Exercise goal: In the entries below, find every line holding the string "this" and collect it.

* * * * *

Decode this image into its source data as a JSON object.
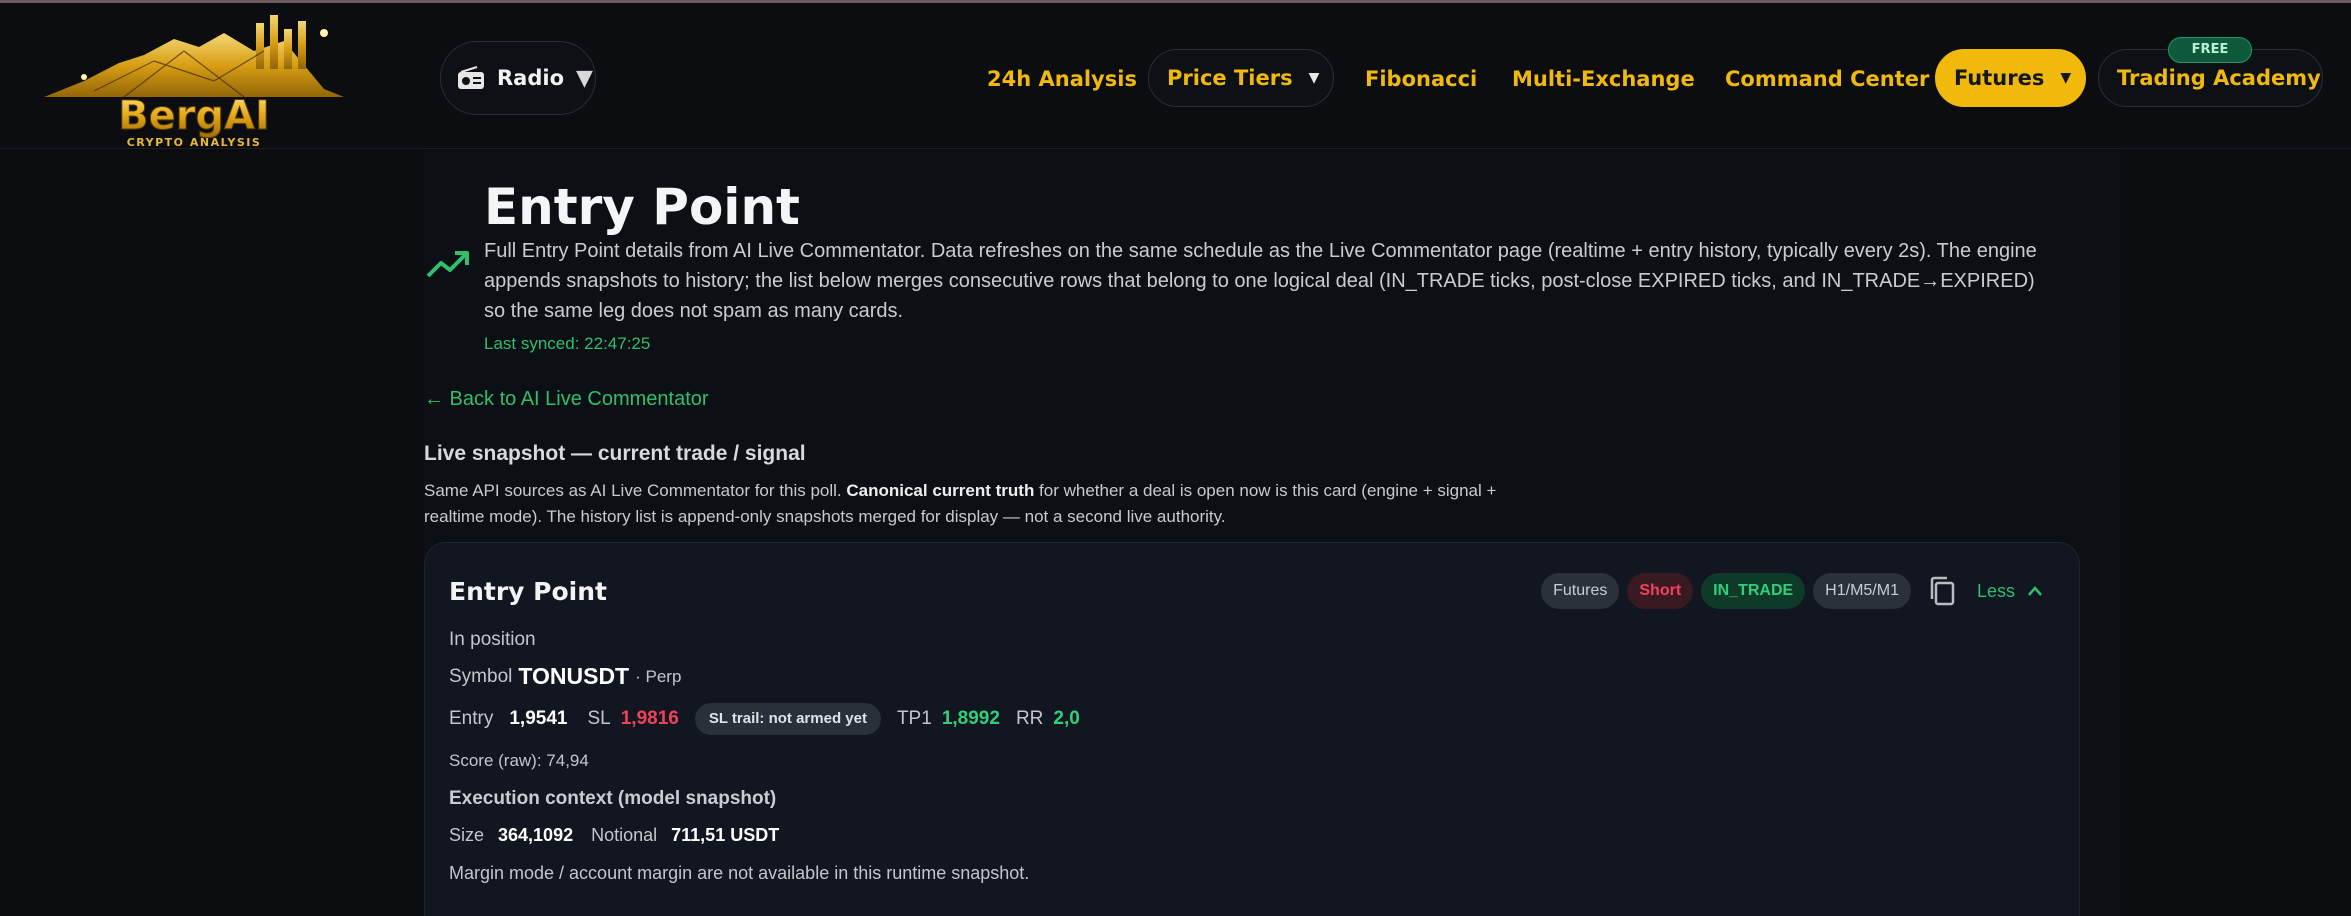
{
  "brand": {
    "name": "BergAI",
    "tagline": "CRYPTO ANALYSIS"
  },
  "header": {
    "radio_label": "Radio",
    "nav": {
      "analysis": "24h Analysis",
      "price_tiers": "Price Tiers",
      "fibonacci": "Fibonacci",
      "multi_exchange": "Multi-Exchange",
      "command_center": "Command Center",
      "futures": "Futures",
      "academy": "Trading Academy",
      "academy_badge": "FREE"
    }
  },
  "page": {
    "title": "Entry Point",
    "description": "Full Entry Point details from AI Live Commentator. Data refreshes on the same schedule as the Live Commentator page (realtime + entry history, typically every 2s). The engine appends snapshots to history; the list below merges consecutive rows that belong to one logical deal (IN_TRADE ticks, post-close EXPIRED ticks, and IN_TRADE→EXPIRED) so the same leg does not spam as many cards.",
    "last_synced": "Last synced: 22:47:25",
    "back_link": "← Back to AI Live Commentator"
  },
  "snapshot": {
    "title": "Live snapshot — current trade / signal",
    "desc_pre": "Same API sources as AI Live Commentator for this poll. ",
    "desc_bold": "Canonical current truth",
    "desc_post": " for whether a deal is open now is this card (engine + signal + realtime mode). The history list is append-only snapshots merged for display — not a second live authority."
  },
  "card": {
    "title": "Entry Point",
    "tags": {
      "market": "Futures",
      "side": "Short",
      "status": "IN_TRADE",
      "timeframes": "H1/M5/M1"
    },
    "less_label": "Less",
    "state": "In position",
    "symbol_label": "Symbol",
    "symbol": "TONUSDT",
    "symbol_suffix": "· Perp",
    "entry_label": "Entry",
    "entry": "1,9541",
    "sl_label": "SL",
    "sl": "1,9816",
    "sl_trail": "SL trail: not armed yet",
    "tp1_label": "TP1",
    "tp1": "1,8992",
    "rr_label": "RR",
    "rr": "2,0",
    "score": "Score (raw): 74,94",
    "exec_title": "Execution context (model snapshot)",
    "size_label": "Size",
    "size": "364,1092",
    "notional_label": "Notional",
    "notional": "711,51 USDT",
    "margin_note": "Margin mode / account margin are not available in this runtime snapshot."
  },
  "colors": {
    "accent": "#f0b90b",
    "positive": "#2fd07a",
    "negative": "#f0415a",
    "link": "#2fbf6e"
  }
}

* * * * *

Response:
Decode this image into its source data as a JSON object.
    "desc_pre": "Same API sources as AI Live Commentator for this poll. ",
    "desc_post": " for whether a deal is open now is this card (engine + signal + realtime mode). The history list is append-only snapshots merged for display — not a second live authority."
    "margin_note": "Margin mode / account margin are not available in this runtime snapshot."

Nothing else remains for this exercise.